### Entries from a dataset
----------

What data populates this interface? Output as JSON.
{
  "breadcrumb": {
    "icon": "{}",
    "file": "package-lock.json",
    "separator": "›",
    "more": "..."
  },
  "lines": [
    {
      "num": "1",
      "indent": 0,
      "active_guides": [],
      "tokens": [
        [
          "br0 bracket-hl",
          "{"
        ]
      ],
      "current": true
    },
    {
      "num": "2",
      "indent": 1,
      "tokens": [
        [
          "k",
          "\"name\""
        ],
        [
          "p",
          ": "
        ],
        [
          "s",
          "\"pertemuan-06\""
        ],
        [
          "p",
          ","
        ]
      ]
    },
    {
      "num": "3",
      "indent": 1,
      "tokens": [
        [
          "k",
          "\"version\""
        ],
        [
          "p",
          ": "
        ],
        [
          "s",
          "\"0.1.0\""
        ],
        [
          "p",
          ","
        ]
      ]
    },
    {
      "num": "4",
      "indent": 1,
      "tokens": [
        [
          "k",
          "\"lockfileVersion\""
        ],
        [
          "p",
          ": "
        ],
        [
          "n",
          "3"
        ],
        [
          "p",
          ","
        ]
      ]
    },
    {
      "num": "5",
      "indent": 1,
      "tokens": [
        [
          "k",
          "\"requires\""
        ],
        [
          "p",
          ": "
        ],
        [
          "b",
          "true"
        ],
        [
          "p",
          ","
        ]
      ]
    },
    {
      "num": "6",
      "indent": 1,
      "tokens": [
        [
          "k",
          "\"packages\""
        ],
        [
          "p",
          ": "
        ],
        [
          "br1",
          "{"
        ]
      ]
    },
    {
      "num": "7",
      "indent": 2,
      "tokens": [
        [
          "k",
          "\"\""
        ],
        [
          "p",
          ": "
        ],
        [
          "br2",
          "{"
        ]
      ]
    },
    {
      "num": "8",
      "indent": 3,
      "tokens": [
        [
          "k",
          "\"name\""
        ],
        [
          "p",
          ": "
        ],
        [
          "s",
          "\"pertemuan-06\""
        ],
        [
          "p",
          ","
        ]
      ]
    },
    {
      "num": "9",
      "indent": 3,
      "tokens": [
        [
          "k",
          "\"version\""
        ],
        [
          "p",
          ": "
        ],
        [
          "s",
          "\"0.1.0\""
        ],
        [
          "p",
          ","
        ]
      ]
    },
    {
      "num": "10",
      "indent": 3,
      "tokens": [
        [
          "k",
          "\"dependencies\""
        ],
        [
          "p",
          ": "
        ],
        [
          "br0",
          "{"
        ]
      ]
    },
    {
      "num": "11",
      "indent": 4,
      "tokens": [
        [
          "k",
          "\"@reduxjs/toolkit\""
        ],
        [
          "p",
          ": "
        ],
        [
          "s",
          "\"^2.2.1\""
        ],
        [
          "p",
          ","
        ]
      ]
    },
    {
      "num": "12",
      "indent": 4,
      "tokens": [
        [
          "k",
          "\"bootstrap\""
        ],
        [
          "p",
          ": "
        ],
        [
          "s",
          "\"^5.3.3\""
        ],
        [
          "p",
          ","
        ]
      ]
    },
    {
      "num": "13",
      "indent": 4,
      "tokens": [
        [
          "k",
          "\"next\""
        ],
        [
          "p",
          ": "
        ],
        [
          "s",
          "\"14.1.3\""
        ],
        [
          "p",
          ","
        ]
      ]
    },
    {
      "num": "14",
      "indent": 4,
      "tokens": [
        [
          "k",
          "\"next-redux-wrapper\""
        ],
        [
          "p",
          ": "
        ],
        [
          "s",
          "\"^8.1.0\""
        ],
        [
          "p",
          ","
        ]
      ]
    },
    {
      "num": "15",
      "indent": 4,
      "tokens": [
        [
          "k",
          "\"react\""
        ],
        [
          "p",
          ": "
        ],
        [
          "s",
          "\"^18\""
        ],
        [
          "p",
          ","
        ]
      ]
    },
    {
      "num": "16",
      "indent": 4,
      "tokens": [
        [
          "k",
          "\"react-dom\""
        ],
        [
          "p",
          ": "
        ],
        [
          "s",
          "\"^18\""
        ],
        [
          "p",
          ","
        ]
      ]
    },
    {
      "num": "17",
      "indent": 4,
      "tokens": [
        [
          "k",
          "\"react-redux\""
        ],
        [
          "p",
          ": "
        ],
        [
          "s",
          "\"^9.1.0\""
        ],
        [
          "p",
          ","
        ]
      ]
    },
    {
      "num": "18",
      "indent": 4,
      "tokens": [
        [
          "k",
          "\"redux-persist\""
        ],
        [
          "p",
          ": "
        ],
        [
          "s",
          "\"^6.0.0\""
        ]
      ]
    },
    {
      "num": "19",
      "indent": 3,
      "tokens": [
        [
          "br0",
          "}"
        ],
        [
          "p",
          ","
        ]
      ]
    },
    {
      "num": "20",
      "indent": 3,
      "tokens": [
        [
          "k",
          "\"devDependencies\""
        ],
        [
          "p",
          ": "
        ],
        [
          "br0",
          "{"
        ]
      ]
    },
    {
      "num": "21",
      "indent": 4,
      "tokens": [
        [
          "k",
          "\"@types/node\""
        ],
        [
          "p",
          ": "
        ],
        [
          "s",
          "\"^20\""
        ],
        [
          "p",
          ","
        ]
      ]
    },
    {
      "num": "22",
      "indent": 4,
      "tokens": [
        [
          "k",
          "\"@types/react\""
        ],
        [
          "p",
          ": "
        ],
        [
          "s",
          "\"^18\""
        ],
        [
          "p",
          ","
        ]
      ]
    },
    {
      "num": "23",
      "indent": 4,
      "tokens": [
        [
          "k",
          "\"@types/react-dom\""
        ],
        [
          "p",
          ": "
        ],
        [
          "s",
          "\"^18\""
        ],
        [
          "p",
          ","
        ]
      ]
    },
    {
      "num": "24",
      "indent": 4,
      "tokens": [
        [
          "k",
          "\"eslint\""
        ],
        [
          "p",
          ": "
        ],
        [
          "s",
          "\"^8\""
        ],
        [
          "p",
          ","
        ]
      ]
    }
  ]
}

----------

### Challenge
Single out each line of the records above with the string "types" in it, and copy it.

### Answer to this problem
          "\"@types/node\""
          "\"@types/react\""
          "\"@types/react-dom\""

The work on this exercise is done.